### Goal
In the listing below, identify each line with the word "JSON" and return those lines.

### Record extracts
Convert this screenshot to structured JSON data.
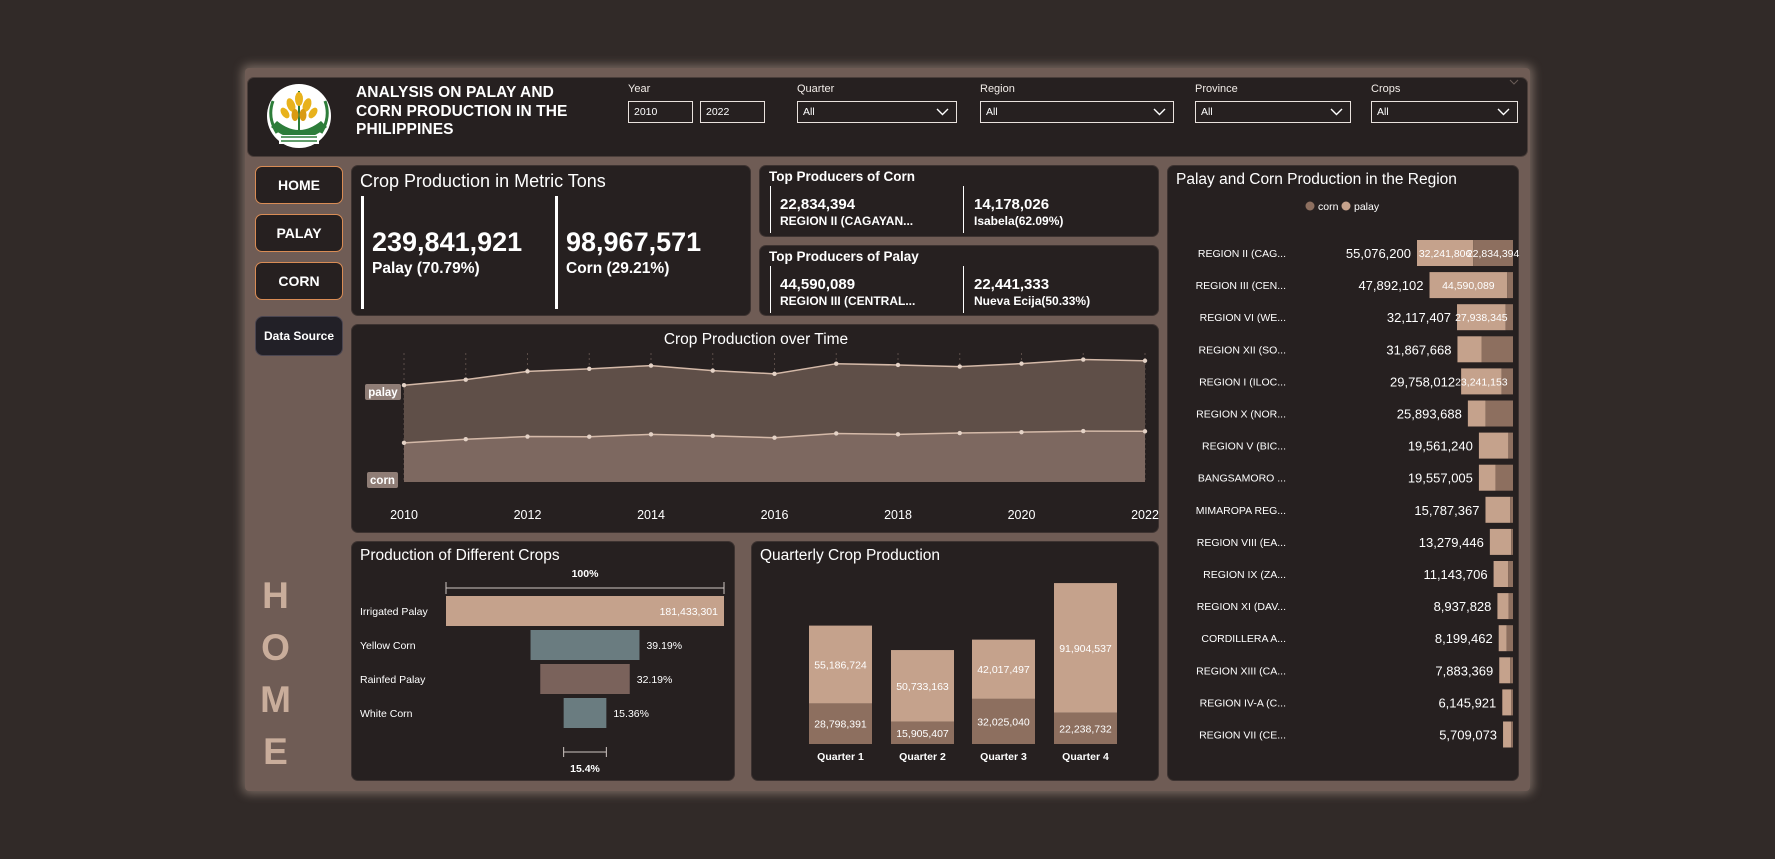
{
  "header": {
    "title": "ANALYSIS ON PALAY AND CORN PRODUCTION IN THE PHILIPPINES",
    "slicers": {
      "year_label": "Year",
      "year_from": "2010",
      "year_to": "2022",
      "quarter_label": "Quarter",
      "quarter_value": "All",
      "region_label": "Region",
      "region_value": "All",
      "province_label": "Province",
      "province_value": "All",
      "crops_label": "Crops",
      "crops_value": "All"
    }
  },
  "nav": {
    "home": "HOME",
    "palay": "PALAY",
    "corn": "CORN",
    "data_source": "Data Source",
    "page_letters": [
      "H",
      "O",
      "M",
      "E"
    ]
  },
  "kpi": {
    "title": "Crop Production in Metric Tons",
    "palay_value": "239,841,921",
    "palay_label": "Palay (70.79%)",
    "corn_value": "98,967,571",
    "corn_label": "Corn (29.21%)"
  },
  "top_corn": {
    "title": "Top Producers of Corn",
    "region_value": "22,834,394",
    "region_label": "REGION II (CAGAYAN...",
    "province_value": "14,178,026",
    "province_label": "Isabela(62.09%)"
  },
  "top_palay": {
    "title": "Top Producers of Palay",
    "region_value": "44,590,089",
    "region_label": "REGION III (CENTRAL...",
    "province_value": "22,441,333",
    "province_label": "Nueva Ecija(50.33%)"
  },
  "colors": {
    "palay": "#c5a28c",
    "corn": "#8d6f5f",
    "irrigated": "#c5a28c",
    "yellow_corn": "#6a7c80",
    "rainfed": "#7a625b",
    "white_corn": "#6a7c80",
    "card_bg": "#262020",
    "frame_bg": "#6f5c55",
    "nav_border": "#d98c55"
  },
  "chart_data": [
    {
      "type": "area",
      "title": "Crop Production over Time",
      "x": [
        2010,
        2011,
        2012,
        2013,
        2014,
        2015,
        2016,
        2017,
        2018,
        2019,
        2020,
        2021,
        2022
      ],
      "x_ticks": [
        "2010",
        "2012",
        "2014",
        "2016",
        "2018",
        "2020",
        "2022"
      ],
      "series": [
        {
          "name": "palay",
          "values": [
            15.77,
            16.68,
            18.03,
            18.44,
            18.97,
            18.15,
            17.63,
            19.28,
            19.07,
            18.81,
            19.29,
            19.96,
            19.76
          ]
        },
        {
          "name": "corn",
          "values": [
            6.38,
            6.97,
            7.41,
            7.38,
            7.77,
            7.52,
            7.22,
            7.91,
            7.77,
            7.98,
            8.12,
            8.3,
            8.26
          ]
        }
      ],
      "grid": false
    },
    {
      "type": "bar",
      "title": "Production of Different Crops",
      "categories": [
        "Irrigated Palay",
        "Yellow Corn",
        "Rainfed Palay",
        "White Corn"
      ],
      "values": [
        181433301,
        71100000,
        58400000,
        27870000
      ],
      "data_labels": [
        "181,433,301",
        "39.19%",
        "32.19%",
        "15.36%"
      ],
      "top_label": "100%",
      "bottom_label": "15.4%"
    },
    {
      "type": "bar",
      "title": "Quarterly Crop Production",
      "categories": [
        "Quarter 1",
        "Quarter 2",
        "Quarter 3",
        "Quarter 4"
      ],
      "series": [
        {
          "name": "corn",
          "values": [
            28798391,
            15905407,
            32025040,
            22238732
          ],
          "labels": [
            "28,798,391",
            "15,905,407",
            "32,025,040",
            "22,238,732"
          ]
        },
        {
          "name": "palay",
          "values": [
            55186724,
            50733163,
            42017497,
            91904537
          ],
          "labels": [
            "55,186,724",
            "50,733,163",
            "42,017,497",
            "91,904,537"
          ]
        }
      ],
      "stacked": true
    },
    {
      "type": "bar",
      "title": "Palay and Corn Production in the Region",
      "legend": [
        "corn",
        "palay"
      ],
      "legend_position": "top-center",
      "categories": [
        "REGION II (CAG...",
        "REGION III (CEN...",
        "REGION VI (WE...",
        "REGION XII (SO...",
        "REGION I (ILOC...",
        "REGION X (NOR...",
        "REGION V (BIC...",
        "BANGSAMORO ...",
        "MIMAROPA REG...",
        "REGION VIII (EA...",
        "REGION IX (ZA...",
        "REGION XI (DAV...",
        "CORDILLERA A...",
        "REGION XIII (CA...",
        "REGION IV-A (C...",
        "REGION VII (CE..."
      ],
      "totals": [
        55076200,
        47892102,
        32117407,
        31867668,
        29758012,
        25893688,
        19561240,
        19557005,
        15787367,
        13279446,
        11143706,
        8937828,
        8199462,
        7883369,
        6145921,
        5709073
      ],
      "total_labels": [
        "55,076,200",
        "47,892,102",
        "32,117,407",
        "31,867,668",
        "29,758,012",
        "25,893,688",
        "19,561,240",
        "19,557,005",
        "15,787,367",
        "13,279,446",
        "11,143,706",
        "8,937,828",
        "8,199,462",
        "7,883,369",
        "6,145,921",
        "5,709,073"
      ],
      "series": [
        {
          "name": "palay",
          "values": [
            32241806,
            44590089,
            27938345,
            13800000,
            23241153,
            10200000,
            16900000,
            9500000,
            14200000,
            12200000,
            8300000,
            6500000,
            4600000,
            6300000,
            5000000,
            4600000
          ],
          "labels": [
            "32,241,806",
            "44,590,089",
            "27,938,345",
            "",
            "23,241,153",
            "",
            "",
            "",
            "",
            "",
            "",
            "",
            "",
            "",
            "",
            ""
          ]
        },
        {
          "name": "corn",
          "values": [
            22834394,
            3302013,
            4179062,
            18067668,
            6516859,
            15693688,
            2661240,
            10057005,
            1587367,
            1079446,
            2843706,
            2437828,
            3599462,
            1583369,
            1145921,
            1109073
          ],
          "labels": [
            "22,834,394",
            "",
            "",
            "",
            "",
            "",
            "",
            "",
            "",
            "",
            "",
            "",
            "",
            "",
            "",
            ""
          ]
        }
      ]
    }
  ]
}
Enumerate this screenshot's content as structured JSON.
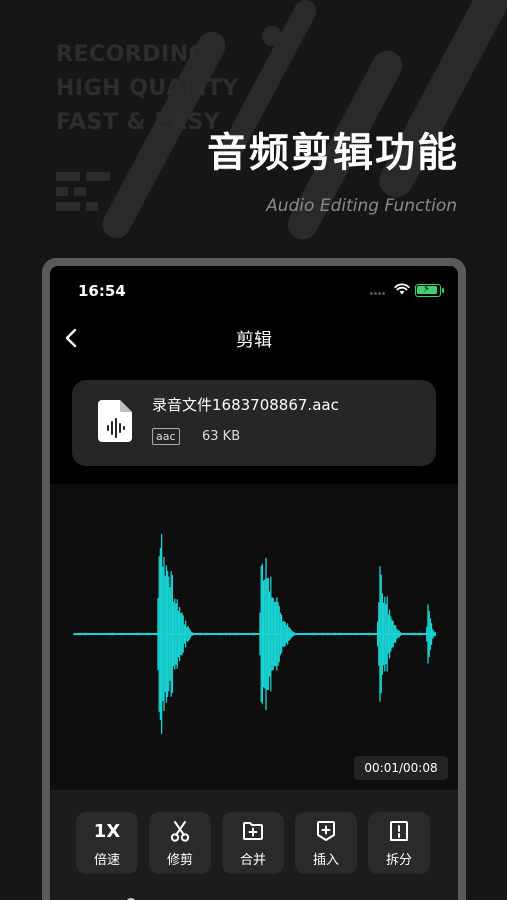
{
  "promo": {
    "taglines": [
      "RECORDING",
      "HIGH QUALITY",
      "FAST & EASY"
    ],
    "title": "音频剪辑功能",
    "subtitle": "Audio Editing Function"
  },
  "status_bar": {
    "time": "16:54",
    "battery_state": "charging"
  },
  "nav": {
    "back_icon": "chevron-left-icon",
    "title": "剪辑"
  },
  "file": {
    "icon": "audio-file-icon",
    "name": "录音文件1683708867.aac",
    "format": "aac",
    "size": "63 KB"
  },
  "playback": {
    "position": "00:01/00:08",
    "waveform_color": "#19d3d3"
  },
  "tools": [
    {
      "icon_text": "1X",
      "label": "倍速",
      "icon": "speed-icon"
    },
    {
      "icon": "scissors-icon",
      "label": "修剪"
    },
    {
      "icon": "folder-plus-icon",
      "label": "合并"
    },
    {
      "icon": "insert-plus-icon",
      "label": "插入"
    },
    {
      "icon": "split-icon",
      "label": "拆分"
    }
  ],
  "colors": {
    "accent": "#19d3d3",
    "battery": "#3fd06a",
    "card_bg": "#262626"
  }
}
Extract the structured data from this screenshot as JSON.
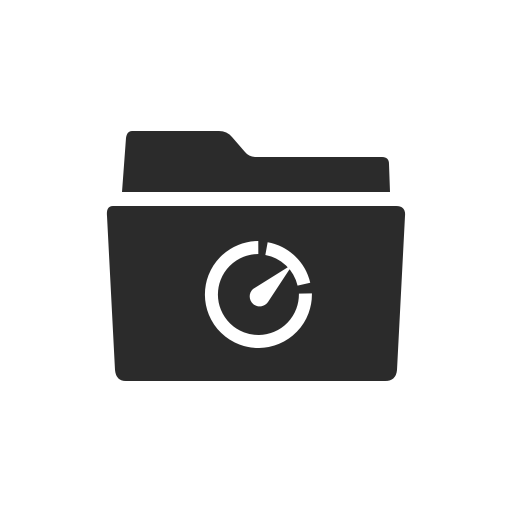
{
  "icon": {
    "name": "folder-speedometer-icon",
    "parts": {
      "folder_back": "folder-back-icon",
      "folder_front": "folder-front-icon",
      "gauge": "speedometer-icon"
    }
  },
  "colors": {
    "background": "#ffffff",
    "folder": "#2b2b2b",
    "gauge": "#ffffff"
  }
}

### Solution to this task
Convert this screenshot to structured JSON data.
Enumerate this screenshot's content as structured JSON.
Extract the structured data from this screenshot as JSON.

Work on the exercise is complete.